#### Aim
Each line that holds the word "xlabel" should be returned.

#### Dataset
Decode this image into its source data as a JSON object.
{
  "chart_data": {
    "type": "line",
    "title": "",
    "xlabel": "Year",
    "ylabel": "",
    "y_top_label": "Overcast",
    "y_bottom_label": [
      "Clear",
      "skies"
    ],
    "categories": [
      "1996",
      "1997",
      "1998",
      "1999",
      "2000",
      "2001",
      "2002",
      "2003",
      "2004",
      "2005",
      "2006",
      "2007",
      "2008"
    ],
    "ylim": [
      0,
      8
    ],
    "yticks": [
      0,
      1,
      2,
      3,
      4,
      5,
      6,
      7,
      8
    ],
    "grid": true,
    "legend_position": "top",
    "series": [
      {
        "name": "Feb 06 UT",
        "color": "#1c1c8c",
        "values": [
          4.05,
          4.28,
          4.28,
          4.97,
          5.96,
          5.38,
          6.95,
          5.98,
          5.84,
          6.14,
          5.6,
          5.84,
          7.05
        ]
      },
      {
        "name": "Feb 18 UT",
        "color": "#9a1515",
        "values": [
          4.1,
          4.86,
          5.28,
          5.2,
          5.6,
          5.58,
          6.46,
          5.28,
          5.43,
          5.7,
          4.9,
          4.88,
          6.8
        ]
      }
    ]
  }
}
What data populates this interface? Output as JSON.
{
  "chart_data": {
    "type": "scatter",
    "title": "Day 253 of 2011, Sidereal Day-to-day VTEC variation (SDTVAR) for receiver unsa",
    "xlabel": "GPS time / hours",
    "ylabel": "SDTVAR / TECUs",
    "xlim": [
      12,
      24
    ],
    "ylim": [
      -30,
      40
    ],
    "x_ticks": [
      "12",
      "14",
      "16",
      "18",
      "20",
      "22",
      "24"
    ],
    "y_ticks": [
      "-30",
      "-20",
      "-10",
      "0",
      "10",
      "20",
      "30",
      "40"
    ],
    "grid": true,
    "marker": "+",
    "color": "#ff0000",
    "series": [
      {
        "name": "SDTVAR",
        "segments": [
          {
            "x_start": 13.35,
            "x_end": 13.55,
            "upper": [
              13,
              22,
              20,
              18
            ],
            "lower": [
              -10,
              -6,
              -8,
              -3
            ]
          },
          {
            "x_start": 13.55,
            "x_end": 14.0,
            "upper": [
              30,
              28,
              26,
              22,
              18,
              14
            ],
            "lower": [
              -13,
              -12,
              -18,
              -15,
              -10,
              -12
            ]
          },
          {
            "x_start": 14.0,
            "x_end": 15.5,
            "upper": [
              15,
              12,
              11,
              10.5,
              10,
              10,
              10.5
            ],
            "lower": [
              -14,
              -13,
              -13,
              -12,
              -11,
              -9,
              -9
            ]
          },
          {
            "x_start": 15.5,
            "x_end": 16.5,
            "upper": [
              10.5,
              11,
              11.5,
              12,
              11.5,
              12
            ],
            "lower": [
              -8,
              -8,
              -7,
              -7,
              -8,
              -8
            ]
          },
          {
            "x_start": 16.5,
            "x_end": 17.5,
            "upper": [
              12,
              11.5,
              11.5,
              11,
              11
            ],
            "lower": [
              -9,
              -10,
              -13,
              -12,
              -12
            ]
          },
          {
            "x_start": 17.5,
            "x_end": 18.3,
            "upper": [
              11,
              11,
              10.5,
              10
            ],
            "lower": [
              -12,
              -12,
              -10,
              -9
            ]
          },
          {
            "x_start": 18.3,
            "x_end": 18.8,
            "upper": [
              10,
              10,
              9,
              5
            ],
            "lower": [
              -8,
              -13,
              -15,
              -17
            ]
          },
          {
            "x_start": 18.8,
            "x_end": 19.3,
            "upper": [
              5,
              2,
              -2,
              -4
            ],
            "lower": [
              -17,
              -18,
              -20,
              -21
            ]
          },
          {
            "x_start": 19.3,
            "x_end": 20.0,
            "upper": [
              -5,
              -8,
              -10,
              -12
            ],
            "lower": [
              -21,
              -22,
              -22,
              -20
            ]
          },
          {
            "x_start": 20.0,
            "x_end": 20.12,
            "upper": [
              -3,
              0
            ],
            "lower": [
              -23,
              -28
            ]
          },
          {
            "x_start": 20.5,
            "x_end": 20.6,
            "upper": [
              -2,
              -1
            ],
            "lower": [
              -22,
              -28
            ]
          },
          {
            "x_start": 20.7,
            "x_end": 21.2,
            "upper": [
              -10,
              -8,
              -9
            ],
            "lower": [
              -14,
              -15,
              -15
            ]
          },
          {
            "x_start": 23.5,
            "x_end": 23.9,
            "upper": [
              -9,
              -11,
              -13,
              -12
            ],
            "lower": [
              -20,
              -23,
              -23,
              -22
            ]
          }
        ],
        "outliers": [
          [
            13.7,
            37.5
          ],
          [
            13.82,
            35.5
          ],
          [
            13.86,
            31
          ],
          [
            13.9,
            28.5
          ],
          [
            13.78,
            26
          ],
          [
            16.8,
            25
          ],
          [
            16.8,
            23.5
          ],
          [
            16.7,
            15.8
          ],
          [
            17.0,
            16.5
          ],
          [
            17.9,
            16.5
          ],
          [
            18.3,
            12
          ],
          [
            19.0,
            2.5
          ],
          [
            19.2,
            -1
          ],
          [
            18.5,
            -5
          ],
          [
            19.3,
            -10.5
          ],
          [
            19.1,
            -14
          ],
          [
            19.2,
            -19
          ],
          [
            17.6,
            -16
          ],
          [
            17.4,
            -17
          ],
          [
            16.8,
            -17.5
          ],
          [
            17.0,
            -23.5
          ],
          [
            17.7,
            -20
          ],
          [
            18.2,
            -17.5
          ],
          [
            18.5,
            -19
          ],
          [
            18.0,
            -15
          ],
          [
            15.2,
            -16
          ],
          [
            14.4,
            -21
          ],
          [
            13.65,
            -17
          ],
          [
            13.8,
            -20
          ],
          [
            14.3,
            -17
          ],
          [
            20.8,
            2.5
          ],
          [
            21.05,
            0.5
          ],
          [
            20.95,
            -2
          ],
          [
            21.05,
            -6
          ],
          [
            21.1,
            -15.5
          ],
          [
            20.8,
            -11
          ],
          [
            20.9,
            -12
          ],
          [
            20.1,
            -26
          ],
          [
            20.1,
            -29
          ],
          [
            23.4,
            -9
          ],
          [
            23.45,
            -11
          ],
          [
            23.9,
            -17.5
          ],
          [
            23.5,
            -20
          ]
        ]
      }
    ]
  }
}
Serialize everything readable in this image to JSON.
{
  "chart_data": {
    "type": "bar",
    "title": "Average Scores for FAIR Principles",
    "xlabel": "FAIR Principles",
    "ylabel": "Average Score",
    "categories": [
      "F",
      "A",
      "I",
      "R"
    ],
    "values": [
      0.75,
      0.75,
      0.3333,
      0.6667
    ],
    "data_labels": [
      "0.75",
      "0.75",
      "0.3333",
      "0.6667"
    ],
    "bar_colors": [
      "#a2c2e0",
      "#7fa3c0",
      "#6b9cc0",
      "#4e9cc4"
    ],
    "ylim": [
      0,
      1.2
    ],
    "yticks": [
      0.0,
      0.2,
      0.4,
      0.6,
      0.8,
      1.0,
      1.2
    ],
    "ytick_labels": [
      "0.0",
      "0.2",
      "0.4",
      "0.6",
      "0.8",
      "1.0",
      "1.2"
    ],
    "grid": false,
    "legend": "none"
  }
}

#### Right answer
    "xlabel": "Year",
    "xlabel": "GPS time / hours",
    "xlabel": "FAIR Principles",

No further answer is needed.